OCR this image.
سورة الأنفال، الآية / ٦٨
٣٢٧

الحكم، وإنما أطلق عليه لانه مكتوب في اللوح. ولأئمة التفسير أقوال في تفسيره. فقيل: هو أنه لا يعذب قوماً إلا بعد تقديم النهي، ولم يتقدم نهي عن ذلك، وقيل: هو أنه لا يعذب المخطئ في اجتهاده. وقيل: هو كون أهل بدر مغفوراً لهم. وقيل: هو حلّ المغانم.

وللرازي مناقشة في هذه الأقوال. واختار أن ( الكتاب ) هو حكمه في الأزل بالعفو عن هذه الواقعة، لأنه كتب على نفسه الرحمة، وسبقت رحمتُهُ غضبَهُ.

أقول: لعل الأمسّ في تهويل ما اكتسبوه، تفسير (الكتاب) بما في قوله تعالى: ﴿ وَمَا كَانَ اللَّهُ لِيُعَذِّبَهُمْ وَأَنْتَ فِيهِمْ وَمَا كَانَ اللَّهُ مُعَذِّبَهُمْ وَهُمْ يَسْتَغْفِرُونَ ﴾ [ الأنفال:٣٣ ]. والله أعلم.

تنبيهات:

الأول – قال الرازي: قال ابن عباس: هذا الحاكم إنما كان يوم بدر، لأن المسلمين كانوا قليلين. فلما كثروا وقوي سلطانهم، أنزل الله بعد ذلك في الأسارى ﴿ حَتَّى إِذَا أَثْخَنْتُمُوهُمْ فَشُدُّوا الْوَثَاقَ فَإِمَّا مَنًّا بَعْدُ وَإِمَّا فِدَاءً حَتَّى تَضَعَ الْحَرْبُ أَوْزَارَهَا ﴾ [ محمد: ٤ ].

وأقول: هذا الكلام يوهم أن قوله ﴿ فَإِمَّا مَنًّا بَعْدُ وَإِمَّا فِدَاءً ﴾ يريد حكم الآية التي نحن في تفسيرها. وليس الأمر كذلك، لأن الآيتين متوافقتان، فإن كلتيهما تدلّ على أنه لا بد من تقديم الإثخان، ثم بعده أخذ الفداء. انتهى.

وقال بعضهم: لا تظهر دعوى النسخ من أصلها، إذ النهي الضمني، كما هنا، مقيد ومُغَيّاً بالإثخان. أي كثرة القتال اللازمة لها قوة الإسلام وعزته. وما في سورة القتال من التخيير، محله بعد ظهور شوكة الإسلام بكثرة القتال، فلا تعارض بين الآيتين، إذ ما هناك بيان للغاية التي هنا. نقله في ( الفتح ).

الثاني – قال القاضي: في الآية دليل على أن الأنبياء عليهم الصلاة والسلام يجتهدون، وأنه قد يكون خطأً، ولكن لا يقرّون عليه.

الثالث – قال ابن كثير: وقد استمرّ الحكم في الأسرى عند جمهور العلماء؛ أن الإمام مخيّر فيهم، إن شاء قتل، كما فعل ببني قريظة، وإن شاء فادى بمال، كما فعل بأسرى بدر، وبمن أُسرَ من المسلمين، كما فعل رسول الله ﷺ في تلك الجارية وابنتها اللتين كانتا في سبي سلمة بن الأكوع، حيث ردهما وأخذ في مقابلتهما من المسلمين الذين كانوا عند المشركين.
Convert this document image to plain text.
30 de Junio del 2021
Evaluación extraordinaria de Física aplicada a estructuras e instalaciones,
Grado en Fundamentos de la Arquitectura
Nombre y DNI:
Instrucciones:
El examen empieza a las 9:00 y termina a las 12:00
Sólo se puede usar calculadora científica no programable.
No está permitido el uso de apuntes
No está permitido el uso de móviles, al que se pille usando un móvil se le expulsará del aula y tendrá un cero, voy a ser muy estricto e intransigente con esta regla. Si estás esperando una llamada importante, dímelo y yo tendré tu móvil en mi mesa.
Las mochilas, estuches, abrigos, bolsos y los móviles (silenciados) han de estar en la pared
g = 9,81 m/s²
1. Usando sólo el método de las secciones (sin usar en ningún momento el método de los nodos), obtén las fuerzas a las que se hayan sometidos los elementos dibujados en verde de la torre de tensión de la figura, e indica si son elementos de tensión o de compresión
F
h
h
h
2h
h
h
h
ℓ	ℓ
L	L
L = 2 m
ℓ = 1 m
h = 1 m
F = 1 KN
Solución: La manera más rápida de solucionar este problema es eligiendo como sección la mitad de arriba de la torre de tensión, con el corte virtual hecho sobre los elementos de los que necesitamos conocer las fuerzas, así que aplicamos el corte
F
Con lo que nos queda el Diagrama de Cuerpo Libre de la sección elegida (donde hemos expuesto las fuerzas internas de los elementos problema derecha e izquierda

= = = = =

Above are the records; copy all of them exactly.

OCR this image.
سورة الأنفال، الآية / ٦٨
٣٢٧

الحكم، وإنما أطلق عليه لانه مكتوب في اللوح. ولأئمة التفسير أقوال في تفسيره. فقيل: هو أنه لا يعذب قوماً إلا بعد تقديم النهي، ولم يتقدم نهي عن ذلك، وقيل: هو أنه لا يعذب المخطئ في اجتهاده. وقيل: هو كون أهل بدر مغفوراً لهم. وقيل: هو حلّ المغانم.

وللرازي مناقشة في هذه الأقوال. واختار أن ( الكتاب ) هو حكمه في الأزل بالعفو عن هذه الواقعة، لأنه كتب على نفسه الرحمة، وسبقت رحمتُهُ غضبَهُ.

أقول: لعل الأمسّ في تهويل ما اكتسبوه، تفسير (الكتاب) بما في قوله تعالى: ﴿ وَمَا كَانَ اللَّهُ لِيُعَذِّبَهُمْ وَأَنْتَ فِيهِمْ وَمَا كَانَ اللَّهُ مُعَذِّبَهُمْ وَهُمْ يَسْتَغْفِرُونَ ﴾ [ الأنفال:٣٣ ]. والله أعلم.

تنبيهات:

الأول – قال الرازي: قال ابن عباس: هذا الحاكم إنما كان يوم بدر، لأن المسلمين كانوا قليلين. فلما كثروا وقوي سلطانهم، أنزل الله بعد ذلك في الأسارى ﴿ حَتَّى إِذَا أَثْخَنْتُمُوهُمْ فَشُدُّوا الْوَثَاقَ فَإِمَّا مَنًّا بَعْدُ وَإِمَّا فِدَاءً حَتَّى تَضَعَ الْحَرْبُ أَوْزَارَهَا ﴾ [ محمد: ٤ ].

وأقول: هذا الكلام يوهم أن قوله ﴿ فَإِمَّا مَنًّا بَعْدُ وَإِمَّا فِدَاءً ﴾ يريد حكم الآية التي نحن في تفسيرها. وليس الأمر كذلك، لأن الآيتين متوافقتان، فإن كلتيهما تدلّ على أنه لا بد من تقديم الإثخان، ثم بعده أخذ الفداء. انتهى.

وقال بعضهم: لا تظهر دعوى النسخ من أصلها، إذ النهي الضمني، كما هنا، مقيد ومُغَيّاً بالإثخان. أي كثرة القتال اللازمة لها قوة الإسلام وعزته. وما في سورة القتال من التخيير، محله بعد ظهور شوكة الإسلام بكثرة القتال، فلا تعارض بين الآيتين، إذ ما هناك بيان للغاية التي هنا. نقله في ( الفتح ).

الثاني – قال القاضي: في الآية دليل على أن الأنبياء عليهم الصلاة والسلام يجتهدون، وأنه قد يكون خطأً، ولكن لا يقرّون عليه.

الثالث – قال ابن كثير: وقد استمرّ الحكم في الأسرى عند جمهور العلماء؛ أن الإمام مخيّر فيهم، إن شاء قتل، كما فعل ببني قريظة، وإن شاء فادى بمال، كما فعل بأسرى بدر، وبمن أُسرَ من المسلمين، كما فعل رسول الله ﷺ في تلك الجارية وابنتها اللتين كانتا في سبي سلمة بن الأكوع، حيث ردهما وأخذ في مقابلتهما من المسلمين الذين كانوا عند المشركين.
Convert this document image to plain text.
30 de Junio del 2021
Evaluación extraordinaria de Física aplicada a estructuras e instalaciones,
Grado en Fundamentos de la Arquitectura
Nombre y DNI:
Instrucciones:
El examen empieza a las 9:00 y termina a las 12:00
Sólo se puede usar calculadora científica no programable.
No está permitido el uso de apuntes
No está permitido el uso de móviles, al que se pille usando un móvil se le expulsará del aula y tendrá un cero, voy a ser muy estricto e intransigente con esta regla. Si estás esperando una llamada importante, dímelo y yo tendré tu móvil en mi mesa.
Las mochilas, estuches, abrigos, bolsos y los móviles (silenciados) han de estar en la pared
g = 9,81 m/s²
1. Usando sólo el método de las secciones (sin usar en ningún momento el método de los nodos), obtén las fuerzas a las que se hayan sometidos los elementos dibujados en verde de la torre de tensión de la figura, e indica si son elementos de tensión o de compresión
F
h
h
h
2h
h
h
h
ℓ	ℓ
L	L
L = 2 m
ℓ = 1 m
h = 1 m
F = 1 KN
Solución: La manera más rápida de solucionar este problema es eligiendo como sección la mitad de arriba de la torre de tensión, con el corte virtual hecho sobre los elementos de los que necesitamos conocer las fuerzas, así que aplicamos el corte
F
Con lo que nos queda el Diagrama de Cuerpo Libre de la sección elegida (donde hemos expuesto las fuerzas internas de los elementos problema derecha e izquierda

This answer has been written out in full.